Information supplied:
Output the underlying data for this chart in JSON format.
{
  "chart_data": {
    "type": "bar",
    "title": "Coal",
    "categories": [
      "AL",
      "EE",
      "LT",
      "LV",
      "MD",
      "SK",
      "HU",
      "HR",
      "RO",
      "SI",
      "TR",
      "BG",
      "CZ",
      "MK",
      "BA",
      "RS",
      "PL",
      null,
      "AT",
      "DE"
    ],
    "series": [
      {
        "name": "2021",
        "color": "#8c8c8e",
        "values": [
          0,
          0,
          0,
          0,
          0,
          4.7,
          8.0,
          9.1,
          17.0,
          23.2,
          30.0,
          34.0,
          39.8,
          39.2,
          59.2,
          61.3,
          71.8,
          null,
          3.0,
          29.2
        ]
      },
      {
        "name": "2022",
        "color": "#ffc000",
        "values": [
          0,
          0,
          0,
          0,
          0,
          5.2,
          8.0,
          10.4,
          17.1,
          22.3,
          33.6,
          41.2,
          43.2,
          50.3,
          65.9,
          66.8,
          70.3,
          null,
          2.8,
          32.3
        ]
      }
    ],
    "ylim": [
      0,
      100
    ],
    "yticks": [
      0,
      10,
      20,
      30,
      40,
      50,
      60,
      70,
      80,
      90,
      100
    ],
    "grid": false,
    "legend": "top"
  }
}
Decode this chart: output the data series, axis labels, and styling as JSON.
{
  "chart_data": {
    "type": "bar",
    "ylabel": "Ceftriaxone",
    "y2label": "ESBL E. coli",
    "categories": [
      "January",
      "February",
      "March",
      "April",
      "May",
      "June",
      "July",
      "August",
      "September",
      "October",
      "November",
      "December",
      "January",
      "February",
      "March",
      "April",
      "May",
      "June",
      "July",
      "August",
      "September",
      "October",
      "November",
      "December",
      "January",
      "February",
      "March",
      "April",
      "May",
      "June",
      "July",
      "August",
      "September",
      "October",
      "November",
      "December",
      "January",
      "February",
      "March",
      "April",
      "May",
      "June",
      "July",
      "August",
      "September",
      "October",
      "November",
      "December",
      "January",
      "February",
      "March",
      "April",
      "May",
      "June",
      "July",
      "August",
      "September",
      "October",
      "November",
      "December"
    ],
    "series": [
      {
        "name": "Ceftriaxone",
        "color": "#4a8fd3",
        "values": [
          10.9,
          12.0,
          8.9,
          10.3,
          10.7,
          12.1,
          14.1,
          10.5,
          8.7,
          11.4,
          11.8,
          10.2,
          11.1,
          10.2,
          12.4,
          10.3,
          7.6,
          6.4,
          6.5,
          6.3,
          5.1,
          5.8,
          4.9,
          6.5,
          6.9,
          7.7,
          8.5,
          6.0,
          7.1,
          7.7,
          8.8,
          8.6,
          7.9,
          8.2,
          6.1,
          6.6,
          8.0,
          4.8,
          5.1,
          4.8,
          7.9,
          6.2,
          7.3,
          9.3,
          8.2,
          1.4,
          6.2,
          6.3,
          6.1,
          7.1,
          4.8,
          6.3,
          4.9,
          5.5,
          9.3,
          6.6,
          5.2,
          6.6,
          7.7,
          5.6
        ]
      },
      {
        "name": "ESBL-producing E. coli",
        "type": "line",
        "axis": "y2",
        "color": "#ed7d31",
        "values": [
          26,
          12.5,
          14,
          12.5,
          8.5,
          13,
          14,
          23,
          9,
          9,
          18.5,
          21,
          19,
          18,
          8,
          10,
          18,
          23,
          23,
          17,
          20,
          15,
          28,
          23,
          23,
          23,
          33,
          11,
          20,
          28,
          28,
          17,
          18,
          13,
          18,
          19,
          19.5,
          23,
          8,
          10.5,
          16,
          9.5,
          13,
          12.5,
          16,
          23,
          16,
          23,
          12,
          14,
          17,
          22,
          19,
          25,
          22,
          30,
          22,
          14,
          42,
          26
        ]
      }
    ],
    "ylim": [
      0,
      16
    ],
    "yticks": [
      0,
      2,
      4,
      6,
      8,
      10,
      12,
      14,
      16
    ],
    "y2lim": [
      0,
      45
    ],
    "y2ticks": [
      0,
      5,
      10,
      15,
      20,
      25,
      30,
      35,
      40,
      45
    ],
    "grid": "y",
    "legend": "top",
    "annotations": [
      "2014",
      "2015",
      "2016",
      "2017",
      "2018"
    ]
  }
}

What you should do: Repeat back the data above, exact to the last character.

Task output:
Output the underlying data for this chart in JSON format.
{
  "chart_data": {
    "type": "bar",
    "title": "Coal",
    "categories": [
      "AL",
      "EE",
      "LT",
      "LV",
      "MD",
      "SK",
      "HU",
      "HR",
      "RO",
      "SI",
      "TR",
      "BG",
      "CZ",
      "MK",
      "BA",
      "RS",
      "PL",
      null,
      "AT",
      "DE"
    ],
    "series": [
      {
        "name": "2021",
        "color": "#8c8c8e",
        "values": [
          0,
          0,
          0,
          0,
          0,
          4.7,
          8.0,
          9.1,
          17.0,
          23.2,
          30.0,
          34.0,
          39.8,
          39.2,
          59.2,
          61.3,
          71.8,
          null,
          3.0,
          29.2
        ]
      },
      {
        "name": "2022",
        "color": "#ffc000",
        "values": [
          0,
          0,
          0,
          0,
          0,
          5.2,
          8.0,
          10.4,
          17.1,
          22.3,
          33.6,
          41.2,
          43.2,
          50.3,
          65.9,
          66.8,
          70.3,
          null,
          2.8,
          32.3
        ]
      }
    ],
    "ylim": [
      0,
      100
    ],
    "yticks": [
      0,
      10,
      20,
      30,
      40,
      50,
      60,
      70,
      80,
      90,
      100
    ],
    "grid": false,
    "legend": "top"
  }
}
Decode this chart: output the data series, axis labels, and styling as JSON.
{
  "chart_data": {
    "type": "bar",
    "ylabel": "Ceftriaxone",
    "y2label": "ESBL E. coli",
    "categories": [
      "January",
      "February",
      "March",
      "April",
      "May",
      "June",
      "July",
      "August",
      "September",
      "October",
      "November",
      "December",
      "January",
      "February",
      "March",
      "April",
      "May",
      "June",
      "July",
      "August",
      "September",
      "October",
      "November",
      "December",
      "January",
      "February",
      "March",
      "April",
      "May",
      "June",
      "July",
      "August",
      "September",
      "October",
      "November",
      "December",
      "January",
      "February",
      "March",
      "April",
      "May",
      "June",
      "July",
      "August",
      "September",
      "October",
      "November",
      "December",
      "January",
      "February",
      "March",
      "April",
      "May",
      "June",
      "July",
      "August",
      "September",
      "October",
      "November",
      "December"
    ],
    "series": [
      {
        "name": "Ceftriaxone",
        "color": "#4a8fd3",
        "values": [
          10.9,
          12.0,
          8.9,
          10.3,
          10.7,
          12.1,
          14.1,
          10.5,
          8.7,
          11.4,
          11.8,
          10.2,
          11.1,
          10.2,
          12.4,
          10.3,
          7.6,
          6.4,
          6.5,
          6.3,
          5.1,
          5.8,
          4.9,
          6.5,
          6.9,
          7.7,
          8.5,
          6.0,
          7.1,
          7.7,
          8.8,
          8.6,
          7.9,
          8.2,
          6.1,
          6.6,
          8.0,
          4.8,
          5.1,
          4.8,
          7.9,
          6.2,
          7.3,
          9.3,
          8.2,
          1.4,
          6.2,
          6.3,
          6.1,
          7.1,
          4.8,
          6.3,
          4.9,
          5.5,
          9.3,
          6.6,
          5.2,
          6.6,
          7.7,
          5.6
        ]
      },
      {
        "name": "ESBL-producing E. coli",
        "type": "line",
        "axis": "y2",
        "color": "#ed7d31",
        "values": [
          26,
          12.5,
          14,
          12.5,
          8.5,
          13,
          14,
          23,
          9,
          9,
          18.5,
          21,
          19,
          18,
          8,
          10,
          18,
          23,
          23,
          17,
          20,
          15,
          28,
          23,
          23,
          23,
          33,
          11,
          20,
          28,
          28,
          17,
          18,
          13,
          18,
          19,
          19.5,
          23,
          8,
          10.5,
          16,
          9.5,
          13,
          12.5,
          16,
          23,
          16,
          23,
          12,
          14,
          17,
          22,
          19,
          25,
          22,
          30,
          22,
          14,
          42,
          26
        ]
      }
    ],
    "ylim": [
      0,
      16
    ],
    "yticks": [
      0,
      2,
      4,
      6,
      8,
      10,
      12,
      14,
      16
    ],
    "y2lim": [
      0,
      45
    ],
    "y2ticks": [
      0,
      5,
      10,
      15,
      20,
      25,
      30,
      35,
      40,
      45
    ],
    "grid": "y",
    "legend": "top",
    "annotations": [
      "2014",
      "2015",
      "2016",
      "2017",
      "2018"
    ]
  }
}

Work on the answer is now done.